__INPUT ROWS__

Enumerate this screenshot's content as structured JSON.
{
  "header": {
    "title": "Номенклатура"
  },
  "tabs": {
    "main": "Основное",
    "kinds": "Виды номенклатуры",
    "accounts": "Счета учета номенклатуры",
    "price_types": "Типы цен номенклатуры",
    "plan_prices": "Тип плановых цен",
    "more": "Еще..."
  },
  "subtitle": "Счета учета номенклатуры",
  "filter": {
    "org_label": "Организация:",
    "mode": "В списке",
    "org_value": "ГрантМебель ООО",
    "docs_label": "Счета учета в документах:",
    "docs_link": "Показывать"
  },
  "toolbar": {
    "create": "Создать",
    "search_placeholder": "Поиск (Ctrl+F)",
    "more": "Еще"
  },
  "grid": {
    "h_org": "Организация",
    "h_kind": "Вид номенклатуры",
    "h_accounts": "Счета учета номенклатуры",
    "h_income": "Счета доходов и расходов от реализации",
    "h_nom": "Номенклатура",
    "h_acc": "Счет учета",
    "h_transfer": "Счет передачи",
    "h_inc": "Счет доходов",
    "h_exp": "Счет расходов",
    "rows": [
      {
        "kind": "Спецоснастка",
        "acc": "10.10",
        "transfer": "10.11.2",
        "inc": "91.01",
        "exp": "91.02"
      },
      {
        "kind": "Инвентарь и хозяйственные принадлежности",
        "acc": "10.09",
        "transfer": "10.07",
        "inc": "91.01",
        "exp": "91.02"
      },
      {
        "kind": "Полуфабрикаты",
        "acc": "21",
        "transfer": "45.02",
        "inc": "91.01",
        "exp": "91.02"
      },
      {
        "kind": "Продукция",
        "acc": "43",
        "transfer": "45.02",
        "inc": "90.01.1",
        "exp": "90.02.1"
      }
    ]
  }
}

---

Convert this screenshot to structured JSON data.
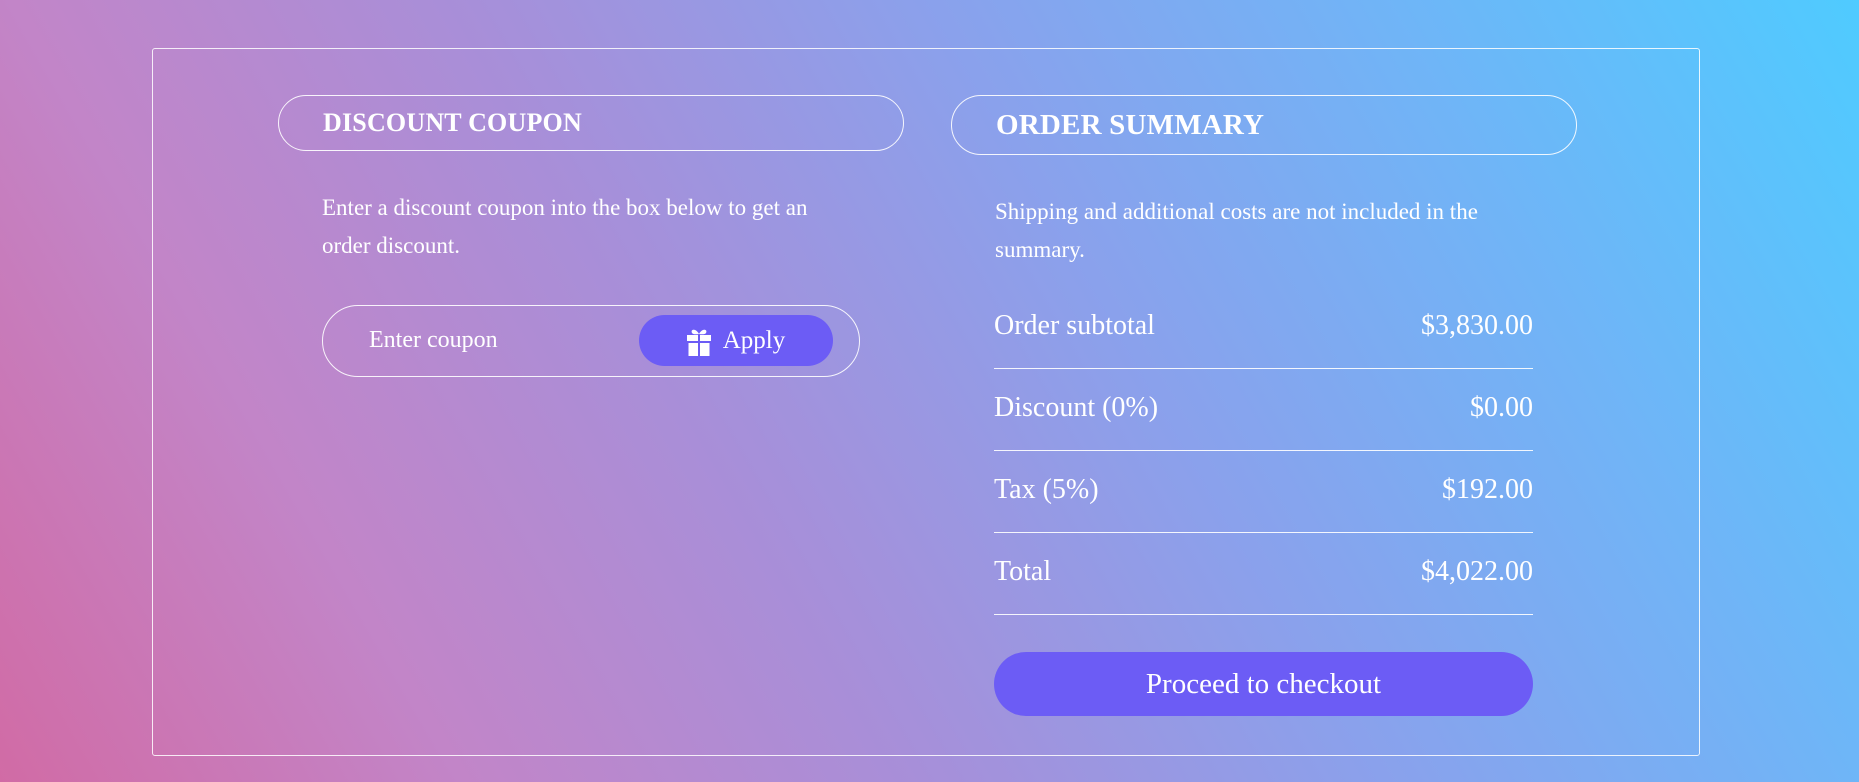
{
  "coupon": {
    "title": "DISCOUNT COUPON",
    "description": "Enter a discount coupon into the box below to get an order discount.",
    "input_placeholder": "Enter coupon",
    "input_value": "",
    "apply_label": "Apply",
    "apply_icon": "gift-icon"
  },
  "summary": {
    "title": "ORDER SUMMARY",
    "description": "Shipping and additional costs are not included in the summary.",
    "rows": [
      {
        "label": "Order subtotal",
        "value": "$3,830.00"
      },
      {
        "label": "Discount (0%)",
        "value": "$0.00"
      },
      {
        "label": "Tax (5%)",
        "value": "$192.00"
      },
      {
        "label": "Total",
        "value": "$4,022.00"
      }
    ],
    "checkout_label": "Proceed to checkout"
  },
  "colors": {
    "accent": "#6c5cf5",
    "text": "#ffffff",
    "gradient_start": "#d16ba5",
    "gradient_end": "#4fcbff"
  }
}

__WRITTEN REQUEST__
Scan the data above; copy every line where "description" appears.

__CORRECT ANSWER__
    "description": "Enter a discount coupon into the box below to get an order discount.",
    "description": "Shipping and additional costs are not included in the summary.",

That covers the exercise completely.